(Dataset items)
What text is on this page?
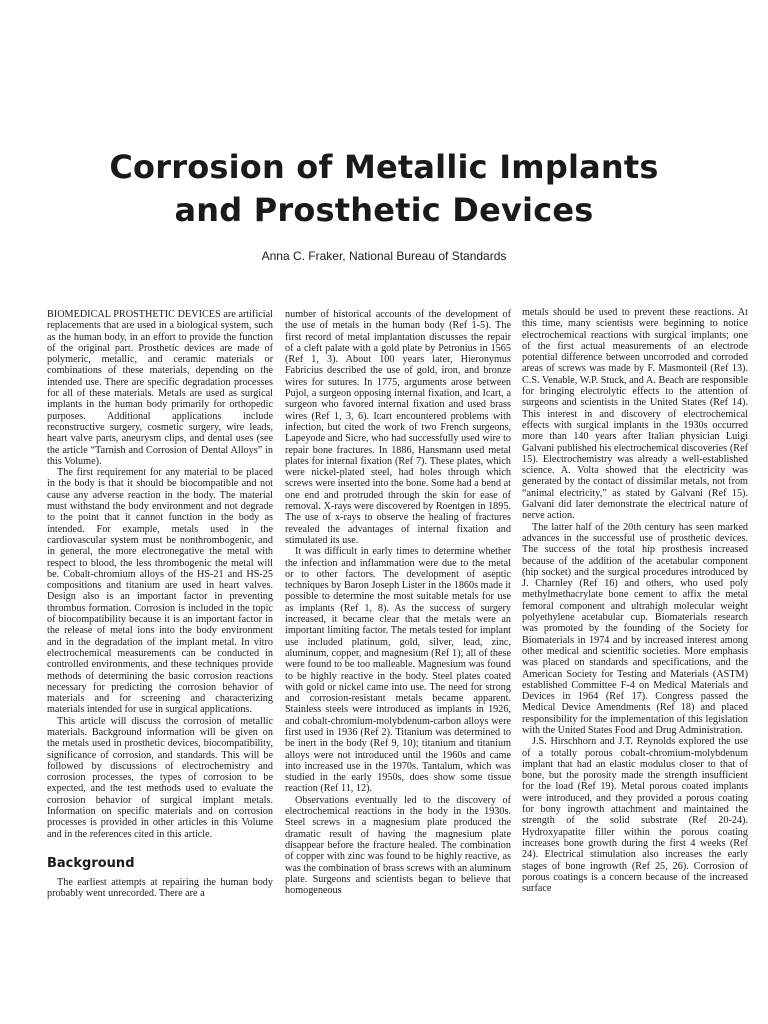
Corrosion of Metallic Implants
and Prosthetic Devices
Anna C. Fraker, National Bureau of Standards

BIOMEDICAL PROSTHETIC DEVICES are artificial replacements that are used in a biological system, such as the human body, in an effort to provide the function of the original part. Prosthetic devices are made of polymeric, metallic, and ceramic materials or combinations of these materials, depending on the intended use. There are specific degradation processes for all of these materials. Metals are used as surgical implants in the human body primarily for orthopedic purposes. Additional applications include reconstructive surgery, cosmetic surgery, wire leads, heart valve parts, aneurysm clips, and dental uses (see the article “Tarnish and Corrosion of Dental Alloys” in this Volume).

The first requirement for any material to be placed in the body is that it should be biocompatible and not cause any adverse reaction in the body. The material must withstand the body environment and not degrade to the point that it cannot function in the body as intended. For example, metals used in the cardiovascular system must be nonthrombogenic, and in general, the more electronegative the metal with respect to blood, the less thrombogenic the metal will be. Cobalt-chromium alloys of the HS-21 and HS-25 compositions and titanium are used in heart valves. Design also is an important factor in preventing thrombus formation. Corrosion is included in the topic of biocompatibility because it is an important factor in the release of metal ions into the body environment and in the degradation of the implant metal. In vitro electrochemical measurements can be conducted in controlled environments, and these techniques provide methods of determining the basic corrosion reactions necessary for predicting the corrosion behavior of materials and for screening and characterizing materials intended for use in surgical applications.

This article will discuss the corrosion of metallic materials. Background information will be given on the metals used in prosthetic devices, biocompatibility, significance of corrosion, and standards. This will be followed by discussions of electrochemistry and corrosion processes, the types of corrosion to be expected, and the test methods used to evaluate the corrosion behavior of surgical implant metals. Information on specific materials and on corrosion processes is provided in other articles in this Volume and in the references cited in this article.

Background

The earliest attempts at repairing the human body probably went unrecorded. There are a

number of historical accounts of the development of the use of metals in the human body (Ref 1-5). The first record of metal implantation discusses the repair of a cleft palate with a gold plate by Petronius in 1565 (Ref 1, 3). About 100 years later, Hieronymus Fabricius described the use of gold, iron, and bronze wires for sutures. In 1775, arguments arose between Pujol, a surgeon opposing internal fixation, and Icart, a surgeon who favored internal fixation and used brass wires (Ref 1, 3, 6). Icart encountered problems with infection, but cited the work of two French surgeons, Lapeyode and Sicre, who had successfully used wire to repair bone fractures. In 1886, Hansmann used metal plates for internal fixation (Ref 7). These plates, which were nickel-plated steel, had holes through which screws were inserted into the bone. Some had a bend at one end and protruded through the skin for ease of removal. X-rays were discovered by Roentgen in 1895. The use of x-rays to observe the healing of fractures revealed the advantages of internal fixation and stimulated its use.

It was difficult in early times to determine whether the infection and inflammation were due to the metal or to other factors. The development of aseptic techniques by Baron Joseph Lister in the 1860s made it possible to determine the most suitable metals for use as implants (Ref 1, 8). As the success of surgery increased, it became clear that the metals were an important limiting factor. The metals tested for implant use included platinum, gold, silver, lead, zinc, aluminum, copper, and magnesium (Ref 1); all of these were found to be too malleable. Magnesium was found to be highly reactive in the body. Steel plates coated with gold or nickel came into use. The need for strong and corrosion-resistant metals became apparent. Stainless steels were introduced as implants in 1926, and cobalt-chromium-molybdenum-carbon alloys were first used in 1936 (Ref 2). Titanium was determined to be inert in the body (Ref 9, 10); titanium and titanium alloys were not introduced until the 1960s and came into increased use in the 1970s. Tantalum, which was studied in the early 1950s, does show some tissue reaction (Ref 11, 12).

Observations eventually led to the discovery of electrochemical reactions in the body in the 1930s. Steel screws in a magnesium plate produced the dramatic result of having the magnesium plate disappear before the fracture healed. The combination of copper with zinc was found to be highly reactive, as was the combination of brass screws with an aluminum plate. Surgeons and scientists began to believe that homogeneous

metals should be used to prevent these reactions. At this time, many scientists were beginning to notice electrochemical reactions with surgical implants; one of the first actual measurements of an electrode potential difference between uncorroded and corroded areas of screws was made by F. Masmonteil (Ref 13). C.S. Venable, W.P. Stuck, and A. Beach are responsible for bringing electrolytic effects to the attention of surgeons and scientists in the United States (Ref 14). This interest in and discovery of electrochemical effects with surgical implants in the 1930s occurred more than 140 years after Italian physician Luigi Galvani published his electrochemical discoveries (Ref 15). Electrochemistry was already a well-established science. A. Volta showed that the electricity was generated by the contact of dissimilar metals, not from “animal electricity,” as stated by Galvani (Ref 15). Galvani did later demonstrate the electrical nature of nerve action.

The latter half of the 20th century has seen marked advances in the successful use of prosthetic devices. The success of the total hip prosthesis increased because of the addition of the acetabular component (hip socket) and the surgical procedures introduced by J. Charnley (Ref 16) and others, who used poly methylmethacrylate bone cement to affix the metal femoral component and ultrahigh molecular weight polyethylene acetabular cup. Biomaterials research was promoted by the founding of the Society for Biomaterials in 1974 and by increased interest among other medical and scientific societies. More emphasis was placed on standards and specifications, and the American Society for Testing and Materials (ASTM) established Committee F-4 on Medical Materials and Devices in 1964 (Ref 17). Congress passed the Medical Device Amendments (Ref 18) and placed responsibility for the implementation of this legislation with the United States Food and Drug Administration.

J.S. Hirschhorn and J.T. Reynolds explored the use of a totally porous cobalt-chromium-molybdenum implant that had an elastic modulus closer to that of bone, but the porosity made the strength insufficient for the load (Ref 19). Metal porous coated implants were introduced, and they provided a porous coating for bony ingrowth attachment and maintained the strength of the solid substrate (Ref 20-24). Hydroxyapatite filler within the porous coating increases bone growth during the first 4 weeks (Ref 24). Electrical stimulation also increases the early stages of bone ingrowth (Ref 25, 26). Corrosion of porous coatings is a concern because of the increased surface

#### WRITTEN REQUEST:
Strip out the pictures and quote the remaining data word for word.

#### WORKED SOLUTION:
What text is on this page?
Corrosion of Metallic Implants
and Prosthetic Devices
Anna C. Fraker, National Bureau of Standards

BIOMEDICAL PROSTHETIC DEVICES are artificial replacements that are used in a biological system, such as the human body, in an effort to provide the function of the original part. Prosthetic devices are made of polymeric, metallic, and ceramic materials or combinations of these materials, depending on the intended use. There are specific degradation processes for all of these materials. Metals are used as surgical implants in the human body primarily for orthopedic purposes. Additional applications include reconstructive surgery, cosmetic surgery, wire leads, heart valve parts, aneurysm clips, and dental uses (see the article “Tarnish and Corrosion of Dental Alloys” in this Volume).

The first requirement for any material to be placed in the body is that it should be biocompatible and not cause any adverse reaction in the body. The material must withstand the body environment and not degrade to the point that it cannot function in the body as intended. For example, metals used in the cardiovascular system must be nonthrombogenic, and in general, the more electronegative the metal with respect to blood, the less thrombogenic the metal will be. Cobalt-chromium alloys of the HS-21 and HS-25 compositions and titanium are used in heart valves. Design also is an important factor in preventing thrombus formation. Corrosion is included in the topic of biocompatibility because it is an important factor in the release of metal ions into the body environment and in the degradation of the implant metal. In vitro electrochemical measurements can be conducted in controlled environments, and these techniques provide methods of determining the basic corrosion reactions necessary for predicting the corrosion behavior of materials and for screening and characterizing materials intended for use in surgical applications.

This article will discuss the corrosion of metallic materials. Background information will be given on the metals used in prosthetic devices, biocompatibility, significance of corrosion, and standards. This will be followed by discussions of electrochemistry and corrosion processes, the types of corrosion to be expected, and the test methods used to evaluate the corrosion behavior of surgical implant metals. Information on specific materials and on corrosion processes is provided in other articles in this Volume and in the references cited in this article.

Background

The earliest attempts at repairing the human body probably went unrecorded. There are a

number of historical accounts of the development of the use of metals in the human body (Ref 1-5). The first record of metal implantation discusses the repair of a cleft palate with a gold plate by Petronius in 1565 (Ref 1, 3). About 100 years later, Hieronymus Fabricius described the use of gold, iron, and bronze wires for sutures. In 1775, arguments arose between Pujol, a surgeon opposing internal fixation, and Icart, a surgeon who favored internal fixation and used brass wires (Ref 1, 3, 6). Icart encountered problems with infection, but cited the work of two French surgeons, Lapeyode and Sicre, who had successfully used wire to repair bone fractures. In 1886, Hansmann used metal plates for internal fixation (Ref 7). These plates, which were nickel-plated steel, had holes through which screws were inserted into the bone. Some had a bend at one end and protruded through the skin for ease of removal. X-rays were discovered by Roentgen in 1895. The use of x-rays to observe the healing of fractures revealed the advantages of internal fixation and stimulated its use.

It was difficult in early times to determine whether the infection and inflammation were due to the metal or to other factors. The development of aseptic techniques by Baron Joseph Lister in the 1860s made it possible to determine the most suitable metals for use as implants (Ref 1, 8). As the success of surgery increased, it became clear that the metals were an important limiting factor. The metals tested for implant use included platinum, gold, silver, lead, zinc, aluminum, copper, and magnesium (Ref 1); all of these were found to be too malleable. Magnesium was found to be highly reactive in the body. Steel plates coated with gold or nickel came into use. The need for strong and corrosion-resistant metals became apparent. Stainless steels were introduced as implants in 1926, and cobalt-chromium-molybdenum-carbon alloys were first used in 1936 (Ref 2). Titanium was determined to be inert in the body (Ref 9, 10); titanium and titanium alloys were not introduced until the 1960s and came into increased use in the 1970s. Tantalum, which was studied in the early 1950s, does show some tissue reaction (Ref 11, 12).

Observations eventually led to the discovery of electrochemical reactions in the body in the 1930s. Steel screws in a magnesium plate produced the dramatic result of having the magnesium plate disappear before the fracture healed. The combination of copper with zinc was found to be highly reactive, as was the combination of brass screws with an aluminum plate. Surgeons and scientists began to believe that homogeneous

metals should be used to prevent these reactions. At this time, many scientists were beginning to notice electrochemical reactions with surgical implants; one of the first actual measurements of an electrode potential difference between uncorroded and corroded areas of screws was made by F. Masmonteil (Ref 13). C.S. Venable, W.P. Stuck, and A. Beach are responsible for bringing electrolytic effects to the attention of surgeons and scientists in the United States (Ref 14). This interest in and discovery of electrochemical effects with surgical implants in the 1930s occurred more than 140 years after Italian physician Luigi Galvani published his electrochemical discoveries (Ref 15). Electrochemistry was already a well-established science. A. Volta showed that the electricity was generated by the contact of dissimilar metals, not from “animal electricity,” as stated by Galvani (Ref 15). Galvani did later demonstrate the electrical nature of nerve action.

The latter half of the 20th century has seen marked advances in the successful use of prosthetic devices. The success of the total hip prosthesis increased because of the addition of the acetabular component (hip socket) and the surgical procedures introduced by J. Charnley (Ref 16) and others, who used poly methylmethacrylate bone cement to affix the metal femoral component and ultrahigh molecular weight polyethylene acetabular cup. Biomaterials research was promoted by the founding of the Society for Biomaterials in 1974 and by increased interest among other medical and scientific societies. More emphasis was placed on standards and specifications, and the American Society for Testing and Materials (ASTM) established Committee F-4 on Medical Materials and Devices in 1964 (Ref 17). Congress passed the Medical Device Amendments (Ref 18) and placed responsibility for the implementation of this legislation with the United States Food and Drug Administration.

J.S. Hirschhorn and J.T. Reynolds explored the use of a totally porous cobalt-chromium-molybdenum implant that had an elastic modulus closer to that of bone, but the porosity made the strength insufficient for the load (Ref 19). Metal porous coated implants were introduced, and they provided a porous coating for bony ingrowth attachment and maintained the strength of the solid substrate (Ref 20-24). Hydroxyapatite filler within the porous coating increases bone growth during the first 4 weeks (Ref 24). Electrical stimulation also increases the early stages of bone ingrowth (Ref 25, 26). Corrosion of porous coatings is a concern because of the increased surface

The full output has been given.